Only the lines from the one holding "Give me a plain-text" to the end of the data should be echoed, exactly as they appear, minus the pictures.

══════════════════════════════

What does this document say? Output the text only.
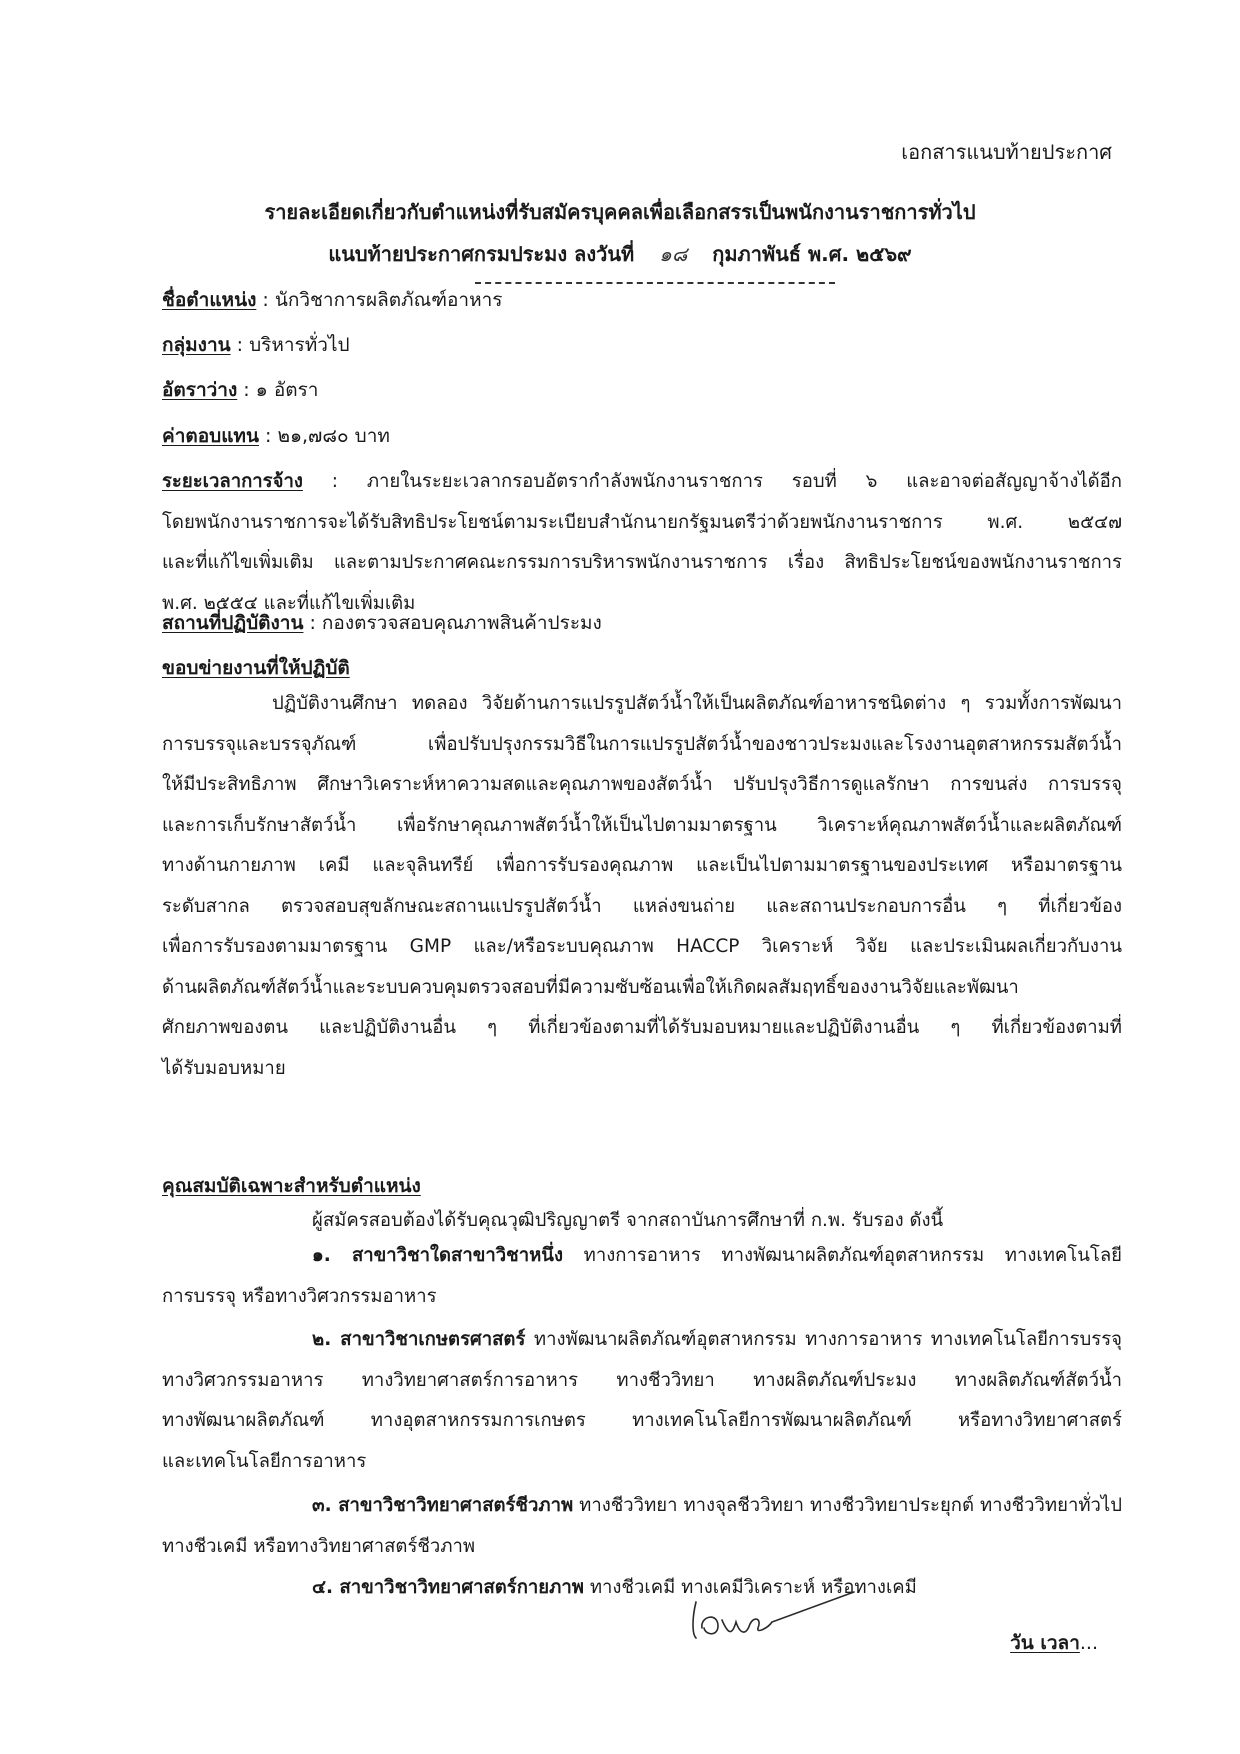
เอกสารแนบท้ายประกาศ
รายละเอียดเกี่ยวกับตำแหน่งที่รับสมัครบุคคลเพื่อเลือกสรรเป็นพนักงานราชการทั่วไป
แนบท้ายประกาศกรมประมง ลงวันที่ ๑๘ กุมภาพันธ์ พ.ศ. ๒๕๖๙
ชื่อตำแหน่ง : นักวิชาการผลิตภัณฑ์อาหาร
กลุ่มงาน : บริหารทั่วไป
อัตราว่าง : ๑ อัตรา
ค่าตอบแทน : ๒๑,๗๘๐ บาท
ระยะเวลาการจ้าง : ภายในระยะเวลากรอบอัตรากำลังพนักงานราชการ รอบที่ ๖ และอาจต่อสัญญาจ้างได้อีก
โดยพนักงานราชการจะได้รับสิทธิประโยชน์ตามระเบียบสำนักนายกรัฐมนตรีว่าด้วยพนักงานราชการ พ.ศ. ๒๕๔๗
และที่แก้ไขเพิ่มเติม และตามประกาศคณะกรรมการบริหารพนักงานราชการ เรื่อง สิทธิประโยชน์ของพนักงานราชการ
พ.ศ. ๒๕๕๔ และที่แก้ไขเพิ่มเติม
สถานที่ปฏิบัติงาน : กองตรวจสอบคุณภาพสินค้าประมง
ขอบข่ายงานที่ให้ปฏิบัติ
ปฏิบัติงานศึกษา ทดลอง วิจัยด้านการแปรรูปสัตว์น้ำให้เป็นผลิตภัณฑ์อาหารชนิดต่าง ๆ รวมทั้งการพัฒนา
การบรรจุและบรรจุภัณฑ์ เพื่อปรับปรุงกรรมวิธีในการแปรรูปสัตว์น้ำของชาวประมงและโรงงานอุตสาหกรรมสัตว์น้ำ
ให้มีประสิทธิภาพ ศึกษาวิเคราะห์หาความสดและคุณภาพของสัตว์น้ำ ปรับปรุงวิธีการดูแลรักษา การขนส่ง การบรรจุ
และการเก็บรักษาสัตว์น้ำ เพื่อรักษาคุณภาพสัตว์น้ำให้เป็นไปตามมาตรฐาน วิเคราะห์คุณภาพสัตว์น้ำและผลิตภัณฑ์
ทางด้านกายภาพ เคมี และจุลินทรีย์ เพื่อการรับรองคุณภาพ และเป็นไปตามมาตรฐานของประเทศ หรือมาตรฐาน
ระดับสากล ตรวจสอบสุขลักษณะสถานแปรรูปสัตว์น้ำ แหล่งขนถ่าย และสถานประกอบการอื่น ๆ ที่เกี่ยวข้อง
เพื่อการรับรองตามมาตรฐาน GMP และ/หรือระบบคุณภาพ HACCP วิเคราะห์ วิจัย และประเมินผลเกี่ยวกับงาน
ด้านผลิตภัณฑ์สัตว์น้ำและระบบควบคุมตรวจสอบที่มีความซับซ้อนเพื่อให้เกิดผลสัมฤทธิ์ของงานวิจัยและพัฒนา
ศักยภาพของตน และปฏิบัติงานอื่น ๆ ที่เกี่ยวข้องตามที่ได้รับมอบหมายและปฏิบัติงานอื่น ๆ ที่เกี่ยวข้องตามที่
ได้รับมอบหมาย
คุณสมบัติเฉพาะสำหรับตำแหน่ง
ผู้สมัครสอบต้องได้รับคุณวุฒิปริญญาตรี จากสถาบันการศึกษาที่ ก.พ. รับรอง ดังนี้
๑. สาขาวิชาใดสาขาวิชาหนึ่ง ทางการอาหาร ทางพัฒนาผลิตภัณฑ์อุตสาหกรรม ทางเทคโนโลยี
การบรรจุ หรือทางวิศวกรรมอาหาร
๒. สาขาวิชาเกษตรศาสตร์ ทางพัฒนาผลิตภัณฑ์อุตสาหกรรม ทางการอาหาร ทางเทคโนโลยีการบรรจุ
ทางวิศวกรรมอาหาร ทางวิทยาศาสตร์การอาหาร ทางชีววิทยา ทางผลิตภัณฑ์ประมง ทางผลิตภัณฑ์สัตว์น้ำ
ทางพัฒนาผลิตภัณฑ์ ทางอุตสาหกรรมการเกษตร ทางเทคโนโลยีการพัฒนาผลิตภัณฑ์ หรือทางวิทยาศาสตร์
และเทคโนโลยีการอาหาร
๓. สาขาวิชาวิทยาศาสตร์ชีวภาพ ทางชีววิทยา ทางจุลชีววิทยา ทางชีววิทยาประยุกต์ ทางชีววิทยาทั่วไป
ทางชีวเคมี หรือทางวิทยาศาสตร์ชีวภาพ
๔. สาขาวิชาวิทยาศาสตร์กายภาพ ทางชีวเคมี ทางเคมีวิเคราะห์ หรือทางเคมี
วัน เวลา...
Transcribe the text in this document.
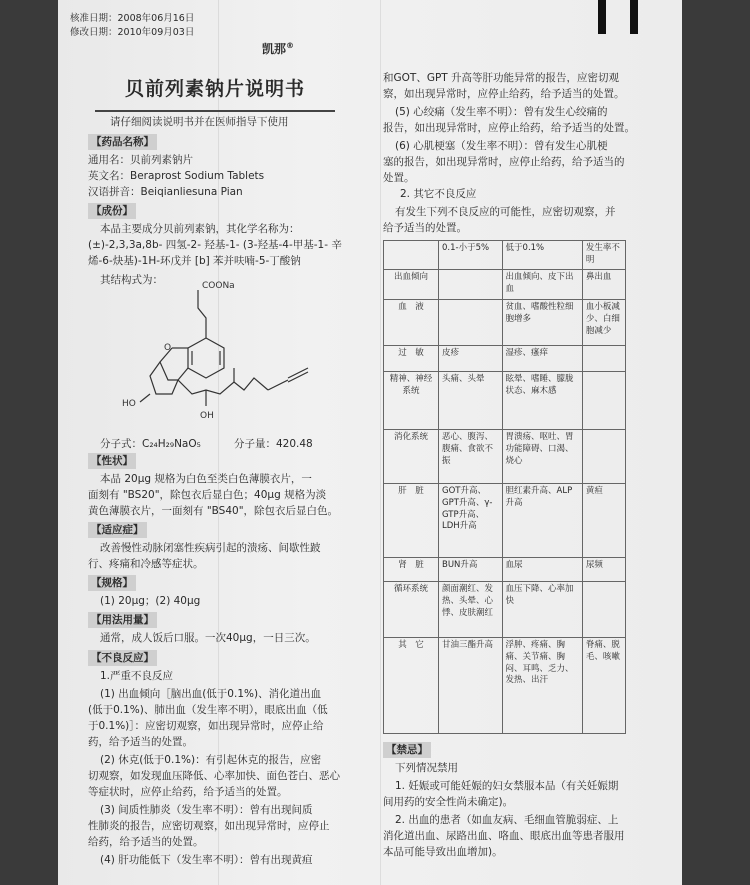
核准日期：2008年06月16日
修改日期：2010年09月03日
凯那®
贝前列素钠片说明书
请仔细阅读说明书并在医师指导下使用
【药品名称】
通用名：贝前列素钠片
英文名：Beraprost Sodium Tablets
汉语拼音：Beiqianliesuna Pian
【成份】
本品主要成分贝前列素钠，其化学名称为：
(±)-2,3,3a,8b- 四氢-2- 羟基-1- (3-羟基-4-甲基-1- 辛
烯-6-炔基)-1H-环戊并 [b] 苯并呋喃-5-丁酸钠
其结构式为：	COONa
O
HO
OH
分子式：C₂₄H₂₉NaO₅	分子量：420.48
【性状】
本品 20μg 规格为白色至类白色薄膜衣片，一
面刻有 "BS20"，除包衣后显白色；40μg 规格为淡
黄色薄膜衣片，一面刻有 "BS40"，除包衣后显白色。
【适应症】
改善慢性动脉闭塞性疾病引起的溃疡、间歇性跛
行、疼痛和冷感等症状。
【规格】
(1) 20μg；(2) 40μg
【用法用量】
通常，成人饭后口服。一次40μg，一日三次。
【不良反应】
1.严重不良反应
(1) 出血倾向［脑出血(低于0.1%)、消化道出血
(低于0.1%)、肺出血（发生率不明），眼底出血（低
于0.1%)］：应密切观察，如出现异常时，应停止给
药，给予适当的处置。
(2) 休克(低于0.1%)：有引起休克的报告，应密
切观察，如发现血压降低、心率加快、面色苍白、恶心
等症状时，应停止给药，给予适当的处置。
(3) 间质性肺炎（发生率不明）：曾有出现间质
性肺炎的报告，应密切观察，如出现异常时，应停止
给药，给予适当的处置。
(4) 肝功能低下（发生率不明）：曾有出现黄疸
和GOT、GPT 升高等肝功能异常的报告，应密切观
察，如出现异常时，应停止给药，给予适当的处置。
(5) 心绞痛（发生率不明）：曾有发生心绞痛的
报告，如出现异常时，应停止给药，给予适当的处置。
(6) 心肌梗塞（发生率不明）：曾有发生心肌梗
塞的报告，如出现异常时，应停止给药，给予适当的
处置。
2. 其它不良反应
有发生下列不良反应的可能性，应密切观察，并
给予适当的处置。
	0.1-小于5%	低于0.1%	发生率不明
出血倾向		出血倾向、皮下出血	鼻出血
血　液		贫血、嗜酸性粒细胞增多	血小板减少、白细胞减少
过　敏	皮疹	湿疹、瘙痒	
精神、神经系统	头痛、头晕	眩晕、嗜睡、朦胧状态、麻木感	
消化系统	恶心、腹泻、腹痛、食欲不振	胃溃疡、呕吐、胃功能障碍、口渴、烧心	
肝　脏	GOT升高、GPT升高、γ-GTP升高、LDH升高	胆红素升高、ALP升高	黄疸
肾　脏	BUN升高	血尿	尿频
循环系统	颜面潮红、发热、头晕、心悸、皮肤潮红	血压下降、心率加快	
其　它	甘油三酯升高	浮肿、疼痛、胸痛、关节痛、胸闷、耳鸣、乏力、发热、出汗	脊痛、脱毛、咳嗽
【禁忌】
下列情况禁用
1. 妊娠或可能妊娠的妇女禁服本品（有关妊娠期
间用药的安全性尚未确定)。
2. 出血的患者（如血友病、毛细血管脆弱症、上
消化道出血、尿路出血、咯血、眼底出血等患者服用
本品可能导致出血增加)。
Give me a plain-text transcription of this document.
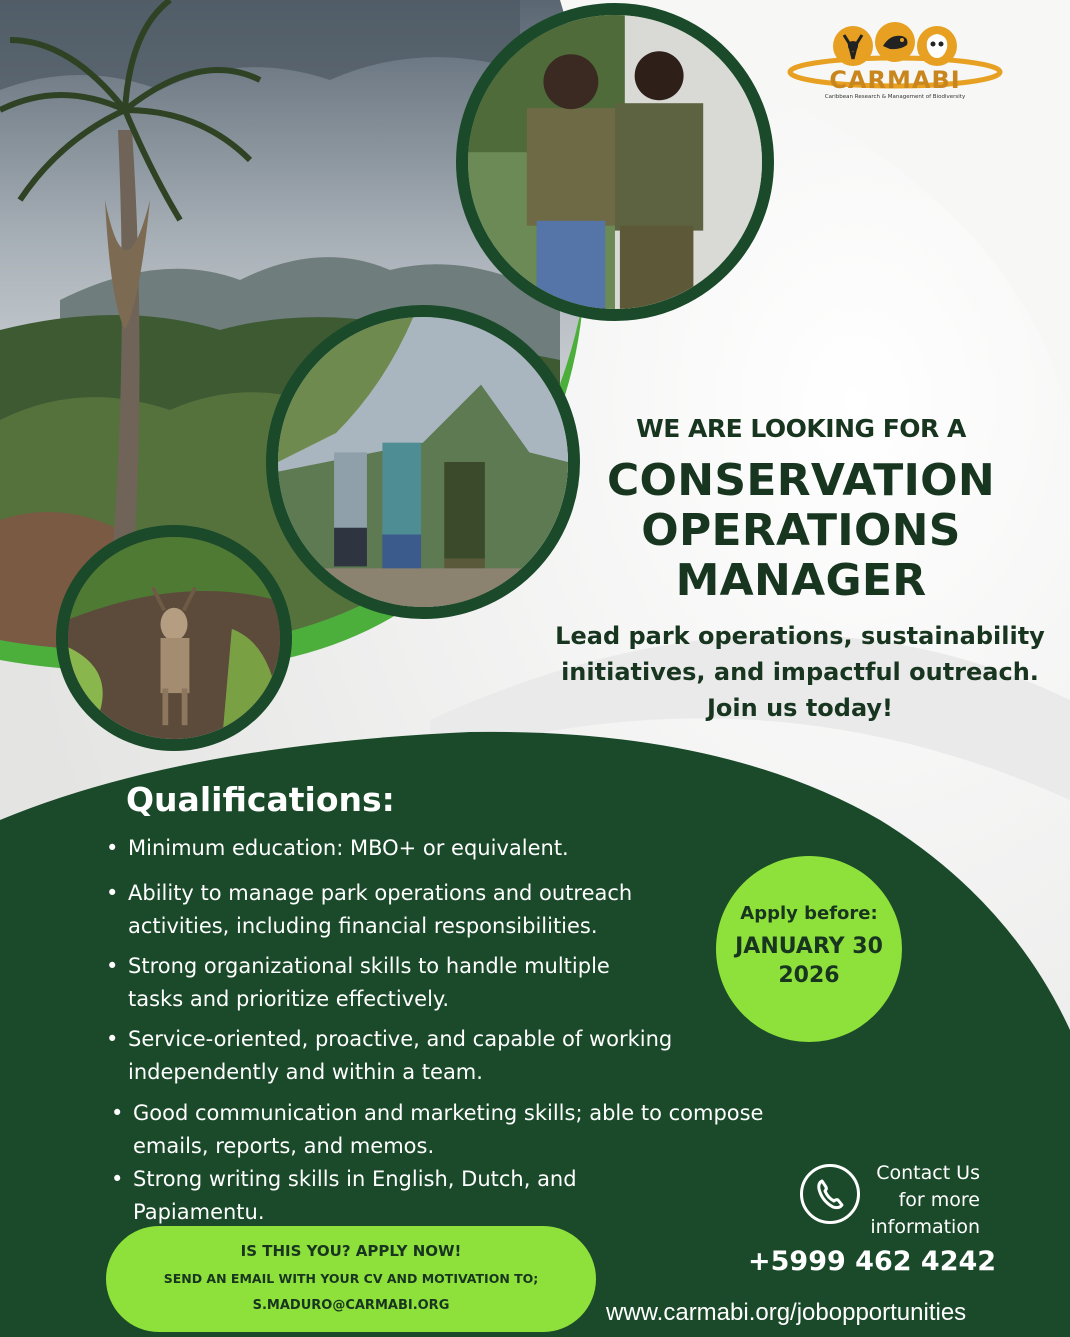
CARMABI
Caribbean Research & Management of Biodiversity
WE ARE LOOKING FOR A
CONSERVATION
OPERATIONS
MANAGER
Lead park operations, sustainability
initiatives, and impactful outreach.
Join us today!
Qualifications:
• Minimum education: MBO+ or equivalent.
• Ability to manage park operations and outreach
activities, including financial responsibilities.
• Strong organizational skills to handle multiple
tasks and prioritize effectively.
• Service-oriented, proactive, and capable of working
independently and within a team.
• Good communication and marketing skills; able to compose
emails, reports, and memos.
• Strong writing skills in English, Dutch, and
Papiamentu.
Apply before:
JANUARY 30
2026
IS THIS YOU? APPLY NOW!
SEND AN EMAIL WITH YOUR CV AND MOTIVATION TO;
S.MADURO@CARMABI.ORG
Contact Us
for more
information
+5999 462 4242
www.carmabi.org/jobopportunities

══════════════════════════════

## Result below
Give me a plain-text transcription of this document.
CARMABI
Caribbean Research & Management of Biodiversity
WE ARE LOOKING FOR A
CONSERVATION
OPERATIONS
MANAGER
Lead park operations, sustainability
initiatives, and impactful outreach.
Join us today!
Qualifications:
• Minimum education: MBO+ or equivalent.
• Ability to manage park operations and outreach
activities, including financial responsibilities.
• Strong organizational skills to handle multiple
tasks and prioritize effectively.
• Service-oriented, proactive, and capable of working
independently and within a team.
• Good communication and marketing skills; able to compose
emails, reports, and memos.
• Strong writing skills in English, Dutch, and
Papiamentu.
Apply before:
JANUARY 30
2026
IS THIS YOU? APPLY NOW!
SEND AN EMAIL WITH YOUR CV AND MOTIVATION TO;
S.MADURO@CARMABI.ORG
Contact Us
for more
information
+5999 462 4242
www.carmabi.org/jobopportunities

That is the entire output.